Rename "chart" to "graph" everywhere in the records below, keeping everything else the same.

(Region and label listings)
□ □ □

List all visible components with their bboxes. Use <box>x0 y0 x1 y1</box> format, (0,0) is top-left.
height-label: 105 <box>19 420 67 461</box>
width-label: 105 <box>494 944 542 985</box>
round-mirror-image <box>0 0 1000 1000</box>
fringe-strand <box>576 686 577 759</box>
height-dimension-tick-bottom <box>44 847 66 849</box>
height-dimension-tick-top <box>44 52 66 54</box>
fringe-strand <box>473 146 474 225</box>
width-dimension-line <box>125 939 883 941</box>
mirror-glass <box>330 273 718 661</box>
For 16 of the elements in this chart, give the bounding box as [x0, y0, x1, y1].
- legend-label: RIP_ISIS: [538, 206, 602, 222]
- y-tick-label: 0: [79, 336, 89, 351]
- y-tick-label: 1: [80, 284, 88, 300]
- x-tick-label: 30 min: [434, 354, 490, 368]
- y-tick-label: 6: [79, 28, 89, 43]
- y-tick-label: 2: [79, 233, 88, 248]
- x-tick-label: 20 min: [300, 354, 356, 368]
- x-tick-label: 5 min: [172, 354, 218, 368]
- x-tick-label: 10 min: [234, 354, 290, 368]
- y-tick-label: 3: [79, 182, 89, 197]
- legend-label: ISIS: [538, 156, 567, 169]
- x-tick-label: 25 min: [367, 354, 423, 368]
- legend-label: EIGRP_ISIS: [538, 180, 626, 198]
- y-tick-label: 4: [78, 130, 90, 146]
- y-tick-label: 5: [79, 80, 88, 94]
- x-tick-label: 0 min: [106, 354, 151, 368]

□ □ □

Complete response:
List all visible components with their bboxes. Use <box>x0 y0 x1 y1</box> format, (0,0) is top-left.
height-label: 105 <box>19 420 67 461</box>
width-label: 105 <box>494 944 542 985</box>
round-mirror-image <box>0 0 1000 1000</box>
fringe-strand <box>576 686 577 759</box>
height-dimension-tick-bottom <box>44 847 66 849</box>
height-dimension-tick-top <box>44 52 66 54</box>
fringe-strand <box>473 146 474 225</box>
width-dimension-line <box>125 939 883 941</box>
mirror-glass <box>330 273 718 661</box>
For 16 of the elements in this graph, give the bounding box as [x0, y0, x1, y1].
- legend-label: RIP_ISIS: [538, 206, 602, 222]
- y-tick-label: 0: [79, 336, 89, 351]
- y-tick-label: 1: [80, 284, 88, 300]
- x-tick-label: 30 min: [434, 354, 490, 368]
- y-tick-label: 6: [79, 28, 89, 43]
- y-tick-label: 2: [79, 233, 88, 248]
- x-tick-label: 20 min: [300, 354, 356, 368]
- x-tick-label: 5 min: [172, 354, 218, 368]
- x-tick-label: 10 min: [234, 354, 290, 368]
- y-tick-label: 3: [79, 182, 89, 197]
- legend-label: ISIS: [538, 156, 567, 169]
- x-tick-label: 25 min: [367, 354, 423, 368]
- legend-label: EIGRP_ISIS: [538, 180, 626, 198]
- y-tick-label: 4: [78, 130, 90, 146]
- y-tick-label: 5: [79, 80, 88, 94]
- x-tick-label: 0 min: [106, 354, 151, 368]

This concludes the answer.